▶ **Problem to solve**:
All entries below need to be written out exactly, but without their pictures.

▶ **Extracted material**:
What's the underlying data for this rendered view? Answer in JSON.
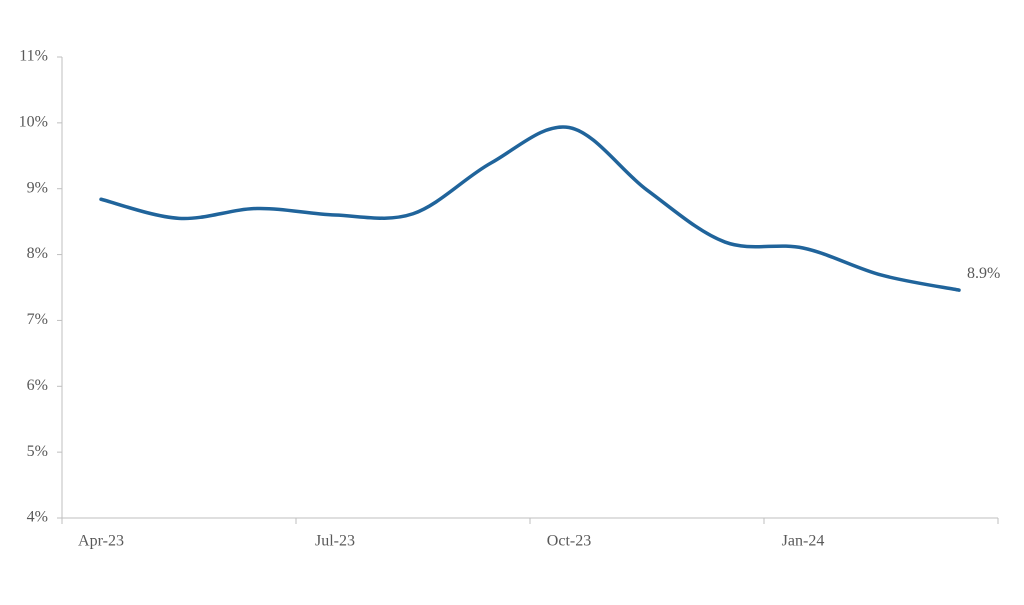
{
  "chart_data": {
    "type": "line",
    "categories": [
      "Apr-23",
      null,
      null,
      "Jul-23",
      null,
      null,
      "Oct-23",
      null,
      null,
      "Jan-24",
      null,
      null
    ],
    "series": [
      {
        "color": "#20649b",
        "values": [
          8.84,
          8.55,
          8.7,
          8.6,
          8.62,
          9.39,
          9.93,
          8.98,
          8.19,
          8.1,
          7.69,
          7.46
        ]
      }
    ],
    "annotation": "8.9%",
    "ylim": [
      4,
      11
    ],
    "yticks": [
      {
        "value": 4,
        "label": "4%"
      },
      {
        "value": 5,
        "label": "5%"
      },
      {
        "value": 6,
        "label": "6%"
      },
      {
        "value": 7,
        "label": "7%"
      },
      {
        "value": 8,
        "label": "8%"
      },
      {
        "value": 9,
        "label": "9%"
      },
      {
        "value": 10,
        "label": "10%"
      },
      {
        "value": 11,
        "label": "11%"
      }
    ],
    "grid": false
  }
}
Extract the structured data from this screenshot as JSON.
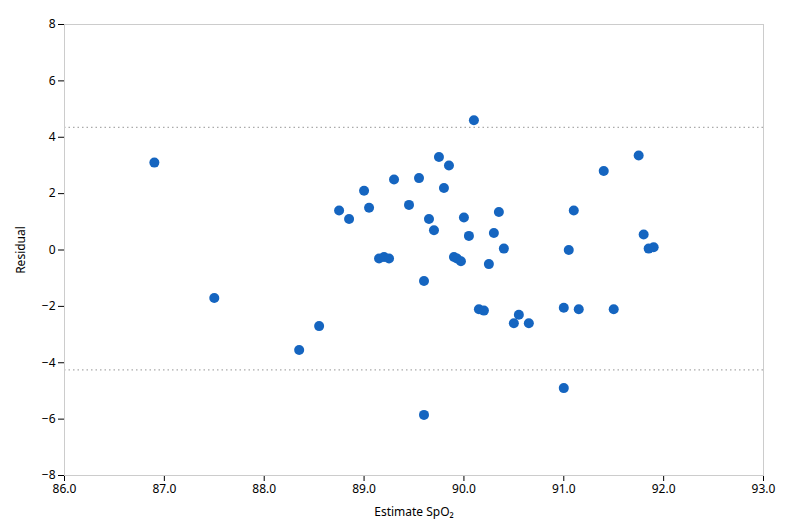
{
  "chart_data": {
    "type": "scatter",
    "xlabel": "Estimate SpO₂",
    "ylabel": "Residual",
    "x": [
      86.9,
      87.5,
      88.35,
      88.55,
      88.75,
      88.85,
      89.0,
      89.05,
      89.15,
      89.2,
      89.25,
      89.3,
      89.45,
      89.55,
      89.6,
      89.65,
      89.7,
      89.75,
      89.8,
      89.85,
      89.9,
      89.93,
      89.97,
      90.0,
      90.05,
      90.1,
      90.15,
      90.2,
      90.25,
      90.3,
      90.35,
      90.4,
      90.5,
      90.55,
      90.65,
      91.0,
      91.05,
      91.1,
      91.15,
      91.4,
      91.5,
      91.75,
      91.8,
      91.85,
      91.9,
      89.6,
      91.0
    ],
    "values": [
      3.1,
      -1.7,
      -3.55,
      -2.7,
      1.4,
      1.1,
      2.1,
      1.5,
      -0.3,
      -0.25,
      -0.3,
      2.5,
      1.6,
      2.55,
      -1.1,
      1.1,
      0.7,
      3.3,
      2.2,
      3.0,
      -0.25,
      -0.3,
      -0.4,
      1.15,
      0.5,
      4.6,
      -2.1,
      -2.15,
      -0.5,
      0.6,
      1.35,
      0.05,
      -2.6,
      -2.3,
      -2.6,
      -2.05,
      0.0,
      1.4,
      -2.1,
      2.8,
      -2.1,
      3.35,
      0.55,
      0.05,
      0.1,
      -5.85,
      -4.9
    ],
    "color": "#1565C0",
    "reference_lines": [
      {
        "value": 4.35,
        "color": "#aaaaaa",
        "line_style": "dotted"
      },
      {
        "value": -4.25,
        "color": "#aaaaaa",
        "line_style": "dotted"
      }
    ],
    "xlim": [
      86,
      93
    ],
    "ylim": [
      -8,
      8
    ],
    "xticks": [
      86,
      87,
      88,
      89,
      90,
      91,
      92,
      93
    ],
    "yticks": [
      -8,
      -6,
      -4,
      -2,
      0,
      2,
      4,
      6,
      8
    ],
    "grid": false
  }
}
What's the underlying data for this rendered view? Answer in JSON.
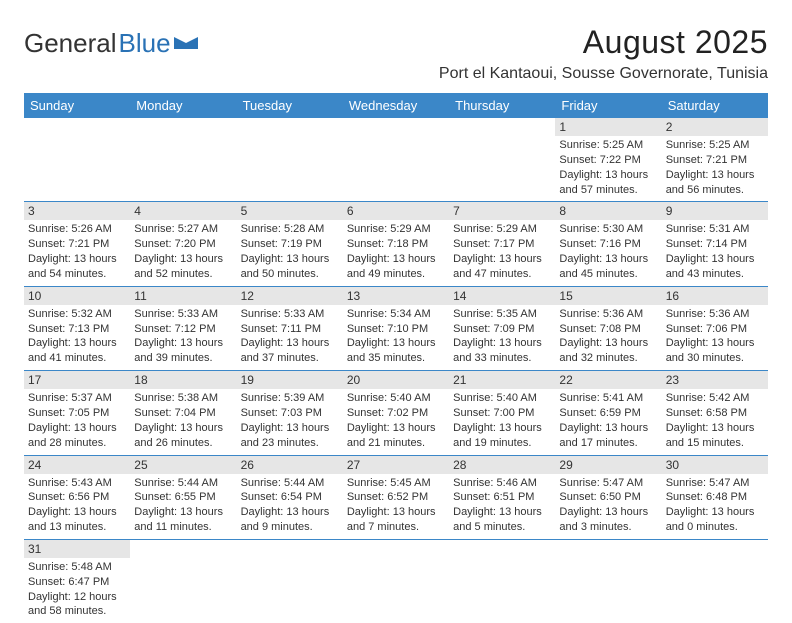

▶ **Result below**:
What's the underlying data for this rendered view? Answer in JSON.
{
  "chart_data": {
    "type": "line",
    "categories": [
      "Apr-23",
      null,
      null,
      "Jul-23",
      null,
      null,
      "Oct-23",
      null,
      null,
      "Jan-24",
      null,
      null
    ],
    "series": [
      {
        "color": "#20649b",
        "values": [
          8.84,
          8.55,
          8.7,
          8.6,
          8.62,
          9.39,
          9.93,
          8.98,
          8.19,
          8.1,
          7.69,
          7.46
        ]
      }
    ],
    "annotation": "8.9%",
    "ylim": [
      4,
      11
    ],
    "yticks": [
      {
        "value": 4,
        "label": "4%"
      },
      {
        "value": 5,
        "label": "5%"
      },
      {
        "value": 6,
        "label": "6%"
      },
      {
        "value": 7,
        "label": "7%"
      },
      {
        "value": 8,
        "label": "8%"
      },
      {
        "value": 9,
        "label": "9%"
      },
      {
        "value": 10,
        "label": "10%"
      },
      {
        "value": 11,
        "label": "11%"
      }
    ],
    "grid": false
  }
}
Extract the structured data from this screenshot as JSON.
{
  "chart_data": {
    "type": "scatter",
    "xlabel": "Estimate SpO₂",
    "ylabel": "Residual",
    "x": [
      86.9,
      87.5,
      88.35,
      88.55,
      88.75,
      88.85,
      89.0,
      89.05,
      89.15,
      89.2,
      89.25,
      89.3,
      89.45,
      89.55,
      89.6,
      89.65,
      89.7,
      89.75,
      89.8,
      89.85,
      89.9,
      89.93,
      89.97,
      90.0,
      90.05,
      90.1,
      90.15,
      90.2,
      90.25,
      90.3,
      90.35,
      90.4,
      90.5,
      90.55,
      90.65,
      91.0,
      91.05,
      91.1,
      91.15,
      91.4,
      91.5,
      91.75,
      91.8,
      91.85,
      91.9,
      89.6,
      91.0
    ],
    "values": [
      3.1,
      -1.7,
      -3.55,
      -2.7,
      1.4,
      1.1,
      2.1,
      1.5,
      -0.3,
      -0.25,
      -0.3,
      2.5,
      1.6,
      2.55,
      -1.1,
      1.1,
      0.7,
      3.3,
      2.2,
      3.0,
      -0.25,
      -0.3,
      -0.4,
      1.15,
      0.5,
      4.6,
      -2.1,
      -2.15,
      -0.5,
      0.6,
      1.35,
      0.05,
      -2.6,
      -2.3,
      -2.6,
      -2.05,
      0.0,
      1.4,
      -2.1,
      2.8,
      -2.1,
      3.35,
      0.55,
      0.05,
      0.1,
      -5.85,
      -4.9
    ],
    "color": "#1565C0",
    "reference_lines": [
      {
        "value": 4.35,
        "color": "#aaaaaa",
        "line_style": "dotted"
      },
      {
        "value": -4.25,
        "color": "#aaaaaa",
        "line_style": "dotted"
      }
    ],
    "xlim": [
      86,
      93
    ],
    "ylim": [
      -8,
      8
    ],
    "xticks": [
      86,
      87,
      88,
      89,
      90,
      91,
      92,
      93
    ],
    "yticks": [
      -8,
      -6,
      -4,
      -2,
      0,
      2,
      4,
      6,
      8
    ],
    "grid": false
  }
}
What's the underlying data for this rendered view? Answer in JSON.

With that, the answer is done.